▶ PROBLEM REQUIREMENTS
Restate the data below word for word. Skip any images it contains.

▶ MATERIAL PROVIDED
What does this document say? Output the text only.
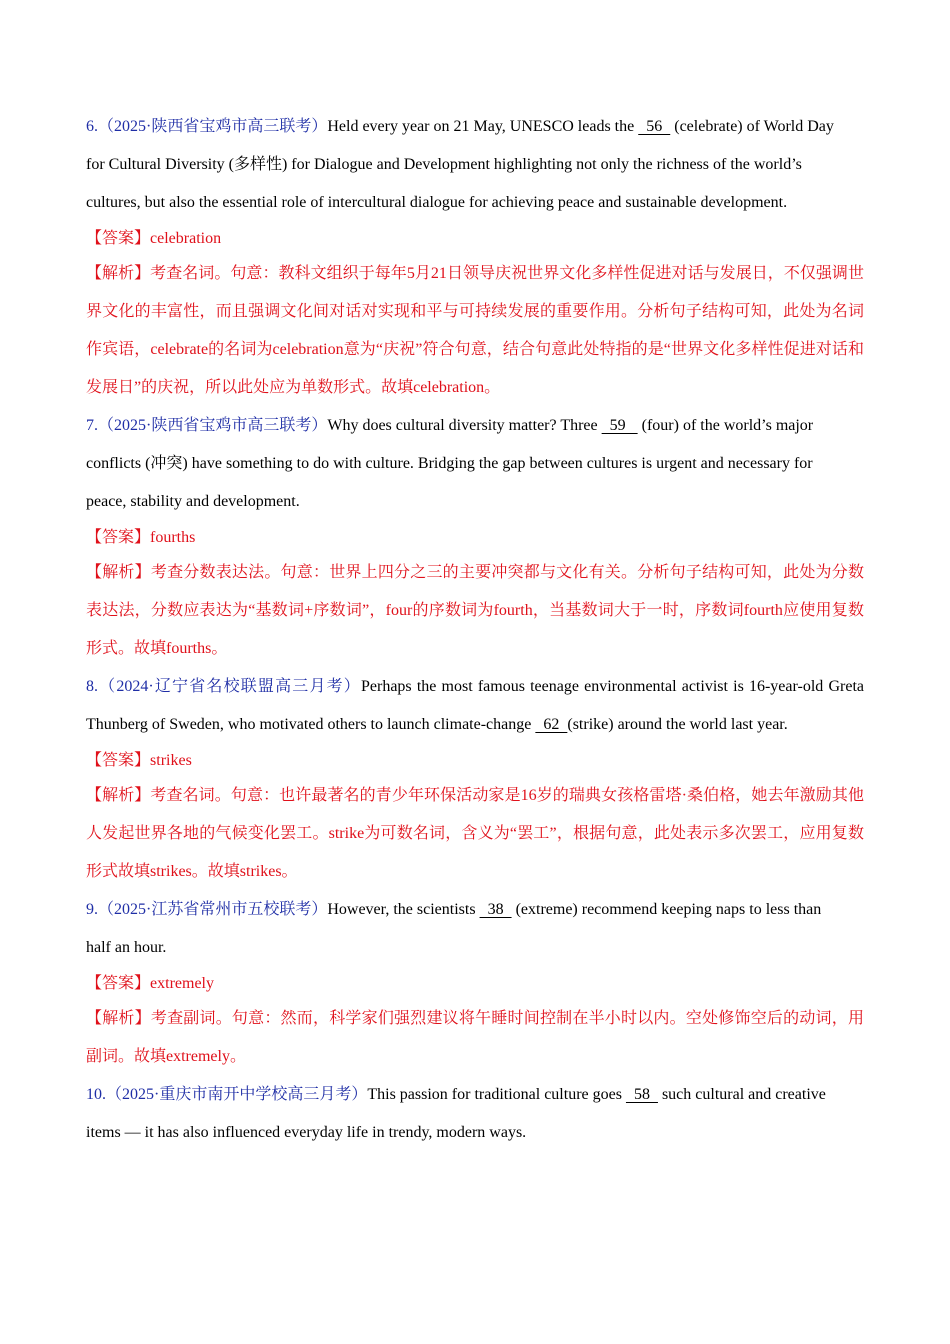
6.（2025·陕西省宝鸡市高三联考）Held every year on 21 May, UNESCO leads the   56   (celebrate) of World Day for Cultural Diversity (多样性) for Dialogue and Development highlighting not only the richness of the world’s cultures, but also the essential role of intercultural dialogue for achieving peace and sustainable development.

【答案】celebration

【解析】考查名词。句意：教科文组织于每年5月21日领导庆祝世界文化多样性促进对话与发展日，不仅强调世界文化的丰富性，而且强调文化间对话对实现和平与可持续发展的重要作用。分析句子结构可知，此处为名词作宾语，celebrate的名词为celebration意为“庆祝”符合句意，结合句意此处特指的是“世界文化多样性促进对话和发展日”的庆祝，所以此处应为单数形式。故填celebration。

7.（2025·陕西省宝鸡市高三联考）Why does cultural diversity matter? Three   59    (four) of the world’s major conflicts (冲突) have something to do with culture. Bridging the gap between cultures is urgent and necessary for peace, stability and development.

【答案】fourths

【解析】考查分数表达法。句意：世界上四分之三的主要冲突都与文化有关。分析句子结构可知，此处为分数表达法，分数应表达为“基数词+序数词”，four的序数词为fourth，当基数词大于一时，序数词fourth应使用复数形式。故填fourths。

8.（2024·辽宁省名校联盟高三月考）Perhaps the most famous teenage environmental activist is 16-year-old Greta Thunberg of Sweden, who motivated others to launch climate-change   62  (strike) around the world last year.

【答案】strikes

【解析】考查名词。句意：也许最著名的青少年环保活动家是16岁的瑞典女孩格雷塔·桑伯格，她去年激励其他人发起世界各地的气候变化罢工。strike为可数名词，含义为“罢工”，根据句意，此处表示多次罢工，应用复数形式故填strikes。故填strikes。

9.（2025·江苏省常州市五校联考）However, the scientists   38   (extreme) recommend keeping naps to less than half an hour.

【答案】extremely

【解析】考查副词。句意：然而，科学家们强烈建议将午睡时间控制在半小时以内。空处修饰空后的动词，用副词。故填extremely。

10.（2025·重庆市南开中学校高三月考）This passion for traditional culture goes   58   such cultural and creative items — it has also influenced everyday life in trendy, modern ways.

▶ FINAL ANSWER
What does this document say? Output the text only.
6.（2025·陕西省宝鸡市高三联考）Held every year on 21 May, UNESCO leads the   56   (celebrate) of World Day for Cultural Diversity (多样性) for Dialogue and Development highlighting not only the richness of the world’s cultures, but also the essential role of intercultural dialogue for achieving peace and sustainable development.

【答案】celebration

【解析】考查名词。句意：教科文组织于每年5月21日领导庆祝世界文化多样性促进对话与发展日，不仅强调世界文化的丰富性，而且强调文化间对话对实现和平与可持续发展的重要作用。分析句子结构可知，此处为名词作宾语，celebrate的名词为celebration意为“庆祝”符合句意，结合句意此处特指的是“世界文化多样性促进对话和发展日”的庆祝，所以此处应为单数形式。故填celebration。

7.（2025·陕西省宝鸡市高三联考）Why does cultural diversity matter? Three   59    (four) of the world’s major conflicts (冲突) have something to do with culture. Bridging the gap between cultures is urgent and necessary for peace, stability and development.

【答案】fourths

【解析】考查分数表达法。句意：世界上四分之三的主要冲突都与文化有关。分析句子结构可知，此处为分数表达法，分数应表达为“基数词+序数词”，four的序数词为fourth，当基数词大于一时，序数词fourth应使用复数形式。故填fourths。

8.（2024·辽宁省名校联盟高三月考）Perhaps the most famous teenage environmental activist is 16-year-old Greta Thunberg of Sweden, who motivated others to launch climate-change   62  (strike) around the world last year.

【答案】strikes

【解析】考查名词。句意：也许最著名的青少年环保活动家是16岁的瑞典女孩格雷塔·桑伯格，她去年激励其他人发起世界各地的气候变化罢工。strike为可数名词，含义为“罢工”，根据句意，此处表示多次罢工，应用复数形式故填strikes。故填strikes。

9.（2025·江苏省常州市五校联考）However, the scientists   38   (extreme) recommend keeping naps to less than half an hour.

【答案】extremely

【解析】考查副词。句意：然而，科学家们强烈建议将午睡时间控制在半小时以内。空处修饰空后的动词，用副词。故填extremely。

10.（2025·重庆市南开中学校高三月考）This passion for traditional culture goes   58   such cultural and creative items — it has also influenced everyday life in trendy, modern ways.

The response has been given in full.